» **STATED GOAL A**: Write out the records word for word, starting at the first line and ending at the line that contains "map-pin-central <box>691 259 703 276</box>".

++++ SOURCE PASSAGE ++++

You have to remember this is not just a pretty website for people to look at. The concepts are also readable by computer programs such as BI tools, ML models and the applications themselves. The trick to this part is exposing what is called a JSON-LD context. Schema.org exposes its context here: https://schema.org/docs/jsonldcontext.json

You can see that the context just returns all the concepts and their properties in JSON:

To make this work internally, your own schema.your.org site will have to do the same. So you will have a https://schema.your.org/docs/jsonldcontext.json context that will return all the properties of all of the concepts that you have created.

Now comes the fun part. When applications make their data available, they use the context that you have defined. This allows applications to return data that conforms to the shared models that are hosted in your internal schema.org site.

On a brief technical note, you would not tend to want to include the JSON-LD as nuggets in web pages, rather you would return JSON-LD from the Application Programming Interface (Web API) so that the computer programs can grab the data directly.

To pick an example, it is not uncommon to find information about ‘sales’ scattered across hundreds of databases. With schema.your.org each of those hundred applications would now take on the responsibility of mapping into the shared concept of ‘sale’ that is defined on schema.your.org. Just like the BBC and the other organisations mapped into the shared concept of ‘recipe’ on the web.

Then each application can register its API with the central data team. All the central data team has to do now is pull the pre-integrated data into a central Knowledge Graph.

This is the magic trick. The cost of integration has been inverted because the effort of data integration has been shared out amongst all the applications. We now have an internal data integration model that can scale to the size of the whole organisation!

Light at the end of the tunnel

The end state will eventually be the creation of your organisation's Knowledge Graph. There are a few architectural blueprints that need to be set up in order to get the whole Decentralized Knowledge Graph fully working, but setting up an internal schema.org is the perfect place to start.

Although we are thinking very big here, it is wise to start small. Adding the concept of a ‘dataset’ to schema.you.org is a good place to start. You don’t need to reinvent the wheel here. I would suggest that you load in the concepts defined in DCAT.

Having a shared model of what a dataset looks like will pave the way nicely for another architectural blueprint that I call the Connected Data Catalog.

There is no getting away from the fact that data integration is complex. It would be lovely if an AI fairy could magic all that complexity away. The truth is that we need to teach and train our AI first and that is exactly what a Knowledge Graph can eventually do.

In the meantime, the example set by schema.org shines some light on the end of the data integration tunnel. To be clear, this is the start of a long journey for most organisations, but at least schema.org proves that data can be integrated at scale. Inverting the responsibility for data integration works, the technology exists, it is open source and it is not mind-bendingly complex.

All that remains then, is the will to engage with the task.

--

--

++++

» **STATED GOAL B**: Reproduce the passage on data integration word for word, starting at "Having a shared" and ending at "can eventually do.".

++++ TASK MATERIAL ++++

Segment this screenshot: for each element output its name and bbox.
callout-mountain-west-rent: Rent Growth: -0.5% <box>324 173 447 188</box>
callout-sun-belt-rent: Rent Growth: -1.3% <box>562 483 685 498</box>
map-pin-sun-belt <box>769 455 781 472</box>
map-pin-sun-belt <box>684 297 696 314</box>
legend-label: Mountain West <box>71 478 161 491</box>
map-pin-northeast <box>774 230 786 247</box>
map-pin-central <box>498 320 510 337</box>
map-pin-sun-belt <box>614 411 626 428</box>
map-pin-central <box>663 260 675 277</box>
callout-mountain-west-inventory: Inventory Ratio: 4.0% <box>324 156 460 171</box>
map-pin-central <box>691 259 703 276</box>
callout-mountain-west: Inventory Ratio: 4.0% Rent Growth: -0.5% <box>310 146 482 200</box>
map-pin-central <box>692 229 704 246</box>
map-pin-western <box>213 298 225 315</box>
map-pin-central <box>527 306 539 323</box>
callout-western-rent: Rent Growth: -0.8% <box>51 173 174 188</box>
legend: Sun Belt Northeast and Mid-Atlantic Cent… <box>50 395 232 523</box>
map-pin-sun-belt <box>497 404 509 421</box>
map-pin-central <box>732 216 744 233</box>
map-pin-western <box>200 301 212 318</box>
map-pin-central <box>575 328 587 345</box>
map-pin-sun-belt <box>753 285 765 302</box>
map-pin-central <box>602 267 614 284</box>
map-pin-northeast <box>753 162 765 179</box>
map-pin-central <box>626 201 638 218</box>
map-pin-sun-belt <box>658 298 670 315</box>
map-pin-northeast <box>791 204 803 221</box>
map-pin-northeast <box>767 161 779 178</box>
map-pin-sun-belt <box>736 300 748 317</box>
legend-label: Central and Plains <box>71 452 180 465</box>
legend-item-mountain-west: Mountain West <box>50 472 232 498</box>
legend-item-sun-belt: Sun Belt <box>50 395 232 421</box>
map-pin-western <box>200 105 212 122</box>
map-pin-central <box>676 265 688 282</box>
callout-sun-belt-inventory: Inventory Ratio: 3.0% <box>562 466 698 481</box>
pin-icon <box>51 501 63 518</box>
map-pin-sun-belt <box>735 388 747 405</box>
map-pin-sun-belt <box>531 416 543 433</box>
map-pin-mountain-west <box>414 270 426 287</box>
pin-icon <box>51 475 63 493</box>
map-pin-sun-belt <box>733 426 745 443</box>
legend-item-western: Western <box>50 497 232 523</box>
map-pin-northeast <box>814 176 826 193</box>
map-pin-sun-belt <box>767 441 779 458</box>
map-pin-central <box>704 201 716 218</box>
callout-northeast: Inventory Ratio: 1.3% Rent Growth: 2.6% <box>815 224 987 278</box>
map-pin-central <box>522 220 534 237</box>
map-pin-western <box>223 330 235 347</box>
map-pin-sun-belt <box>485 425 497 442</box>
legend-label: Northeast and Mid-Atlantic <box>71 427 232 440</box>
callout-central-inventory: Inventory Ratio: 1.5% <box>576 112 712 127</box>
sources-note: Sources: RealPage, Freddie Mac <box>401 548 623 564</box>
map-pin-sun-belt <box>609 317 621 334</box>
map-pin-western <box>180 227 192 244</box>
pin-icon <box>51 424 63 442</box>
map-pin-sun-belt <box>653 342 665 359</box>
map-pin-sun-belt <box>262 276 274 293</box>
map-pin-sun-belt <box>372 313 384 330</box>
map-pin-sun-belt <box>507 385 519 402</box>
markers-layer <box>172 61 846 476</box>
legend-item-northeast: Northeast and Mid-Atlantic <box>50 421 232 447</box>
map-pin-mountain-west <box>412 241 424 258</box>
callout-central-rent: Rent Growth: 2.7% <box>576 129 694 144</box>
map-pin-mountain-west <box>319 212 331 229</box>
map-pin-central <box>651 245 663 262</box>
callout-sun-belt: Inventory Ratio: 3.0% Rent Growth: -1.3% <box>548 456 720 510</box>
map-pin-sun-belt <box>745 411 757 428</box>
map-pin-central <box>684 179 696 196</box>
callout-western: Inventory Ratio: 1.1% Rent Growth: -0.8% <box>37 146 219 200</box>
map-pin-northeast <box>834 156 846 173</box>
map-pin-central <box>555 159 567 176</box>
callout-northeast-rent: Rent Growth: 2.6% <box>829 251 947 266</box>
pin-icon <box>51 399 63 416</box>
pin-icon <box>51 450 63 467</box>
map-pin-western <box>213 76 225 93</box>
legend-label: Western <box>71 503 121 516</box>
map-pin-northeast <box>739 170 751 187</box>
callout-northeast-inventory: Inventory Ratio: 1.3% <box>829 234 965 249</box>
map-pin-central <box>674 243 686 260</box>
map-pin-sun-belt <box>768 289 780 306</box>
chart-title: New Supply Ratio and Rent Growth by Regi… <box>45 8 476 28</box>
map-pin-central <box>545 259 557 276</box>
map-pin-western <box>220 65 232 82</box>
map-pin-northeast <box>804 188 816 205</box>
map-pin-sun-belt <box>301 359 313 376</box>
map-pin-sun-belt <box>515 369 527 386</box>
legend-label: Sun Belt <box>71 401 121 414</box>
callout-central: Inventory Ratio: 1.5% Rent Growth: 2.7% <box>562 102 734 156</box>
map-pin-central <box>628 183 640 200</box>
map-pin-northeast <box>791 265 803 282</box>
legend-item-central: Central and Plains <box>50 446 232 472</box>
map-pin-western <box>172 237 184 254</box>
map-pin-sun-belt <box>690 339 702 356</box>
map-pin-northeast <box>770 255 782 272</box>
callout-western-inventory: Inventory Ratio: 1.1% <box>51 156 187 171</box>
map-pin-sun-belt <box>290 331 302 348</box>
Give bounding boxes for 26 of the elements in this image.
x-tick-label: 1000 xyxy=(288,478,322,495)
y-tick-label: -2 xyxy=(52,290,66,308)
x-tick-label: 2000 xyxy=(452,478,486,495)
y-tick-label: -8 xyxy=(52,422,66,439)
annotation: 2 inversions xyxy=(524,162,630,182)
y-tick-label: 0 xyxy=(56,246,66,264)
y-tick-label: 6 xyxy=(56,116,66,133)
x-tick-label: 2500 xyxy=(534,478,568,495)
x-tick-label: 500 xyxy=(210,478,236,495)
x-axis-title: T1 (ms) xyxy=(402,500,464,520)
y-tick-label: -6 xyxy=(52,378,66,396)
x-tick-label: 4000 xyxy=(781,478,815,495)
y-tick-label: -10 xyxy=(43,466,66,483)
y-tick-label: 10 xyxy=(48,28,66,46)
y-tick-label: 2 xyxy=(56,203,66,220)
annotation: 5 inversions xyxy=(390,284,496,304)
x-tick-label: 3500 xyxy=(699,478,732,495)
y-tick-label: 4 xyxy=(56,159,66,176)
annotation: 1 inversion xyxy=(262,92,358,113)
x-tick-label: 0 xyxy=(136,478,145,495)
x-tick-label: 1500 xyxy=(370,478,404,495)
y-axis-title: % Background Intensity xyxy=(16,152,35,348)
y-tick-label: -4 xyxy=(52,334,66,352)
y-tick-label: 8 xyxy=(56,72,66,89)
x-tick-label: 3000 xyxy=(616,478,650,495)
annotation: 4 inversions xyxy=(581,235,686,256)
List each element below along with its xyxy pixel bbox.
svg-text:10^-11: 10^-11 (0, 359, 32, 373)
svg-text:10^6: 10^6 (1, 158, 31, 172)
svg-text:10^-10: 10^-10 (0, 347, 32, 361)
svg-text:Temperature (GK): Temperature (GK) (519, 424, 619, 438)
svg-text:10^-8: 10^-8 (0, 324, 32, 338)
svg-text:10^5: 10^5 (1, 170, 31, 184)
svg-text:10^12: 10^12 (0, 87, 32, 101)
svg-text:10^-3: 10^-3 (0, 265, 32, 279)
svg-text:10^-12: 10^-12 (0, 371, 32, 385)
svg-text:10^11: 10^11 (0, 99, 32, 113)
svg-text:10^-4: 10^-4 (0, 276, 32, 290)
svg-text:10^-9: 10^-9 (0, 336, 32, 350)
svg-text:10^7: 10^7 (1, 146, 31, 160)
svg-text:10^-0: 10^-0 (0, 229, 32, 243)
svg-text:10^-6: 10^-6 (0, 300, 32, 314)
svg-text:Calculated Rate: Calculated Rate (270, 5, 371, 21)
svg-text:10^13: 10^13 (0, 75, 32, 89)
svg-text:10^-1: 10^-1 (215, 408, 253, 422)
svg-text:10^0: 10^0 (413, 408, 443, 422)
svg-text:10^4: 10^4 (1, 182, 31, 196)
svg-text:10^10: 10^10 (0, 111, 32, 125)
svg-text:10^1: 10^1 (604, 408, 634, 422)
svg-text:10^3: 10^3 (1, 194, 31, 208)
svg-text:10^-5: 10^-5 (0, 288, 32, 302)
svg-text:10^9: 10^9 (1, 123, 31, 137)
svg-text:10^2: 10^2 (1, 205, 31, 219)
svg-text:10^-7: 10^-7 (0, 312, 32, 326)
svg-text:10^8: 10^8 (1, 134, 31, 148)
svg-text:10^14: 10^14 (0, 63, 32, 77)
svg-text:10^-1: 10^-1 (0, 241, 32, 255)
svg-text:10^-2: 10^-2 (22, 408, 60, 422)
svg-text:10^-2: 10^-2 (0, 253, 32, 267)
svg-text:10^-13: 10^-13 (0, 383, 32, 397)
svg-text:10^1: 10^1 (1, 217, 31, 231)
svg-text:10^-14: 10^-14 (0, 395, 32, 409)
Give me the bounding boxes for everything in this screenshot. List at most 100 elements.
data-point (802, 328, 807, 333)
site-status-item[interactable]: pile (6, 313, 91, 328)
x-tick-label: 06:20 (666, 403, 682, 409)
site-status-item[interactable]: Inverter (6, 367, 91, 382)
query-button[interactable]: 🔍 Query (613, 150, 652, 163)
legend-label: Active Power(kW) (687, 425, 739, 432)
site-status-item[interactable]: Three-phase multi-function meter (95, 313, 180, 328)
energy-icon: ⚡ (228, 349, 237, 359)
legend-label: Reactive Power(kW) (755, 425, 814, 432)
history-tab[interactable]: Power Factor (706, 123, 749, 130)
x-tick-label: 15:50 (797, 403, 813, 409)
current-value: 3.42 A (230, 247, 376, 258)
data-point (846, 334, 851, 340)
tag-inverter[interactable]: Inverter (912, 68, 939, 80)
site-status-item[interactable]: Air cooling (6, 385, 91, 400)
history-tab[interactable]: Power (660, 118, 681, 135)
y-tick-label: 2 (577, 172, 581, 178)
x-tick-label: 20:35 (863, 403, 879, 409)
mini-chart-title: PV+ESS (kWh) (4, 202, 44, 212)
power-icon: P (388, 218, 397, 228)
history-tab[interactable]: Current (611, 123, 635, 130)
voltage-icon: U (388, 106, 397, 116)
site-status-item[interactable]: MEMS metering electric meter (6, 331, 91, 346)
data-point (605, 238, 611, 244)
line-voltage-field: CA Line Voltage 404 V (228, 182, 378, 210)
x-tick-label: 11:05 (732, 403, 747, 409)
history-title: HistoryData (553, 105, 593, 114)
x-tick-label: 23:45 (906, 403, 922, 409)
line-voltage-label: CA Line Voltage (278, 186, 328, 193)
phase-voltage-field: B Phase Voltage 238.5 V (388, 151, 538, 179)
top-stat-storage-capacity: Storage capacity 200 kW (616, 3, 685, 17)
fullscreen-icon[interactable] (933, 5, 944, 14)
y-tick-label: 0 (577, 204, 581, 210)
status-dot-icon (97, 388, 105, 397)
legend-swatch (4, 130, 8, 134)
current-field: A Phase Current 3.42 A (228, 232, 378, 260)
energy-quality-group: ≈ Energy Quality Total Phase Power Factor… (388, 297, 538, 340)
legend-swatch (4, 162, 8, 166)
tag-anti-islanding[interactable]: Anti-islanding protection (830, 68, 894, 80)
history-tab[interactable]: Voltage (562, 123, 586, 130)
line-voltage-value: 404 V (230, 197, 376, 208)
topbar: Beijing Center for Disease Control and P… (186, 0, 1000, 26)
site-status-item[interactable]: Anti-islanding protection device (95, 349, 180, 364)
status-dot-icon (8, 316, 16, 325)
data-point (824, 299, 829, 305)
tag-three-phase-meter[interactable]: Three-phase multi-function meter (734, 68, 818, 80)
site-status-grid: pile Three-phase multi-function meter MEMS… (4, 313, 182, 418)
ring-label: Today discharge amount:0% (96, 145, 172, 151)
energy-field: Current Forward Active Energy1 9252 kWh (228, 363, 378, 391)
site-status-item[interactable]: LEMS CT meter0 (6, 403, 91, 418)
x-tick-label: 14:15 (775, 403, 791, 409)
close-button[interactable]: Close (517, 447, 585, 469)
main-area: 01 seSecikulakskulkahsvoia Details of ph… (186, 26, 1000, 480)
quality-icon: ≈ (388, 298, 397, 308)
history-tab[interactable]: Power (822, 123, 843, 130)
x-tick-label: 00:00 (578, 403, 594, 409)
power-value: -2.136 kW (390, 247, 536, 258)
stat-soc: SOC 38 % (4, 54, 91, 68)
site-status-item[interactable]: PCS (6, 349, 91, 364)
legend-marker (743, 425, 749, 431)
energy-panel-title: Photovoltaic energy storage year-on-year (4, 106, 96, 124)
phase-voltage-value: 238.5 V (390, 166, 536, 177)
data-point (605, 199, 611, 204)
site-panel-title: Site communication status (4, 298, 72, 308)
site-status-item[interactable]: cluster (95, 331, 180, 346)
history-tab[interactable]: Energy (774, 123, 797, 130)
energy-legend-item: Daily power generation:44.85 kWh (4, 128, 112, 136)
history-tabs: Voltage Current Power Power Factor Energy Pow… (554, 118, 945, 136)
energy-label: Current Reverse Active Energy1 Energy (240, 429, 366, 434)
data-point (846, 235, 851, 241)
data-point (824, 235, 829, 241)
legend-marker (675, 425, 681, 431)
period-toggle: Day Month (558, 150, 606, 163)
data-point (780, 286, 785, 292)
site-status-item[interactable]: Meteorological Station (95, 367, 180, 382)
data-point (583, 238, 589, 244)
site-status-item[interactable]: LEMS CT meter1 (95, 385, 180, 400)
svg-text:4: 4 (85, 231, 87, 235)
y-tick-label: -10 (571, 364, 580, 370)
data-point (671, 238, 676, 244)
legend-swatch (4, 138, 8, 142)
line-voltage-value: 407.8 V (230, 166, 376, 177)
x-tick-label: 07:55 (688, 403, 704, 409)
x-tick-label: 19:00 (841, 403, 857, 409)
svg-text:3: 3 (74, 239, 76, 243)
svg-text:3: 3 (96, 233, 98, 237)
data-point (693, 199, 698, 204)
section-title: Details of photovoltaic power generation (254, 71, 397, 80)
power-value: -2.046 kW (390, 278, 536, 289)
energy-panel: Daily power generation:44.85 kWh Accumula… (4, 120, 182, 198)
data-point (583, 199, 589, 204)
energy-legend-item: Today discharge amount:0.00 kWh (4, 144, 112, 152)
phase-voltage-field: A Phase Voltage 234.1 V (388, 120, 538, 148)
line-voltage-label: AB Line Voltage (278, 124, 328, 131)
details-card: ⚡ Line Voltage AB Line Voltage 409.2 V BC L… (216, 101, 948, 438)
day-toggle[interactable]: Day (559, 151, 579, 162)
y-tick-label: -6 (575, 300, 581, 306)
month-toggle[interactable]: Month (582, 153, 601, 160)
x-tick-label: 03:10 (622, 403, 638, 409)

++++

» **TASK RESPONSE A**:
Segment this screenshot: for each element output its name and bbox.
callout-mountain-west-rent: Rent Growth: -0.5% <box>324 173 447 188</box>
callout-sun-belt-rent: Rent Growth: -1.3% <box>562 483 685 498</box>
map-pin-sun-belt <box>769 455 781 472</box>
map-pin-sun-belt <box>684 297 696 314</box>
legend-label: Mountain West <box>71 478 161 491</box>
map-pin-northeast <box>774 230 786 247</box>
map-pin-central <box>498 320 510 337</box>
map-pin-sun-belt <box>614 411 626 428</box>
map-pin-central <box>663 260 675 277</box>
callout-mountain-west-inventory: Inventory Ratio: 4.0% <box>324 156 460 171</box>
map-pin-central <box>691 259 703 276</box>

» **TASK RESPONSE B**:
Having a shared model of what a dataset looks like will pave the way nicely for another architectural blueprint that I call the Connected Data Catalog.

There is no getting away from the fact that data integration is complex. It would be lovely if an AI fairy could magic all that complexity away. The truth is that we need to teach and train our AI first and that is exactly what a Knowledge Graph can eventually do.